- [Written instruction] Return the entries verbatim and drop every picture.

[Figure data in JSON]
--------------------------------------------------
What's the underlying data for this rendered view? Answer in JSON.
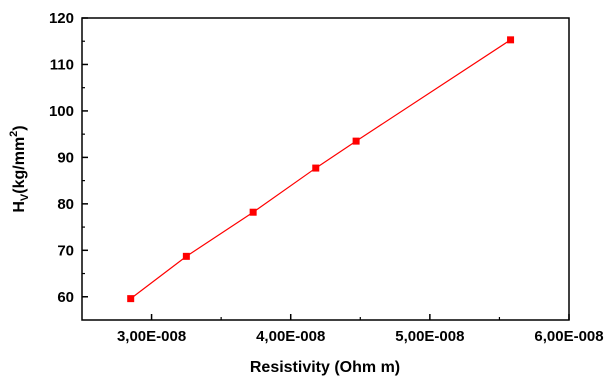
{
  "chart_data": {
    "type": "line",
    "title": "",
    "xlabel": "Resistivity (Ohm m)",
    "ylabel": {
      "main": "H",
      "sub": "V",
      "rest": "(kg/mm",
      "sup": "2",
      "end": ")"
    },
    "xlim": [
      2.5e-08,
      6e-08
    ],
    "ylim": [
      55,
      120
    ],
    "x_ticks": [
      3e-08,
      4e-08,
      5e-08,
      6e-08
    ],
    "x_tick_labels": [
      "3,00E-008",
      "4,00E-008",
      "5,00E-008",
      "6,00E-008"
    ],
    "y_ticks": [
      60,
      70,
      80,
      90,
      100,
      110,
      120
    ],
    "y_tick_labels": [
      "60",
      "70",
      "80",
      "90",
      "100",
      "110",
      "120"
    ],
    "grid": false,
    "legend": "none",
    "series": [
      {
        "color": "#ff0000",
        "marker": "square",
        "x": [
          2.85e-08,
          3.25e-08,
          3.73e-08,
          4.18e-08,
          4.47e-08,
          5.58e-08
        ],
        "y": [
          59.6,
          68.7,
          78.2,
          87.7,
          93.5,
          115.3
        ]
      }
    ]
  }
}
--------------------------------------------------
- [Reply to the exercise]
What's the underlying data for this rendered view? Answer in JSON.
{
  "chart_data": {
    "type": "line",
    "title": "",
    "xlabel": "Resistivity (Ohm m)",
    "ylabel": {
      "main": "H",
      "sub": "V",
      "rest": "(kg/mm",
      "sup": "2",
      "end": ")"
    },
    "xlim": [
      2.5e-08,
      6e-08
    ],
    "ylim": [
      55,
      120
    ],
    "x_ticks": [
      3e-08,
      4e-08,
      5e-08,
      6e-08
    ],
    "x_tick_labels": [
      "3,00E-008",
      "4,00E-008",
      "5,00E-008",
      "6,00E-008"
    ],
    "y_ticks": [
      60,
      70,
      80,
      90,
      100,
      110,
      120
    ],
    "y_tick_labels": [
      "60",
      "70",
      "80",
      "90",
      "100",
      "110",
      "120"
    ],
    "grid": false,
    "legend": "none",
    "series": [
      {
        "color": "#ff0000",
        "marker": "square",
        "x": [
          2.85e-08,
          3.25e-08,
          3.73e-08,
          4.18e-08,
          4.47e-08,
          5.58e-08
        ],
        "y": [
          59.6,
          68.7,
          78.2,
          87.7,
          93.5,
          115.3
        ]
      }
    ]
  }
}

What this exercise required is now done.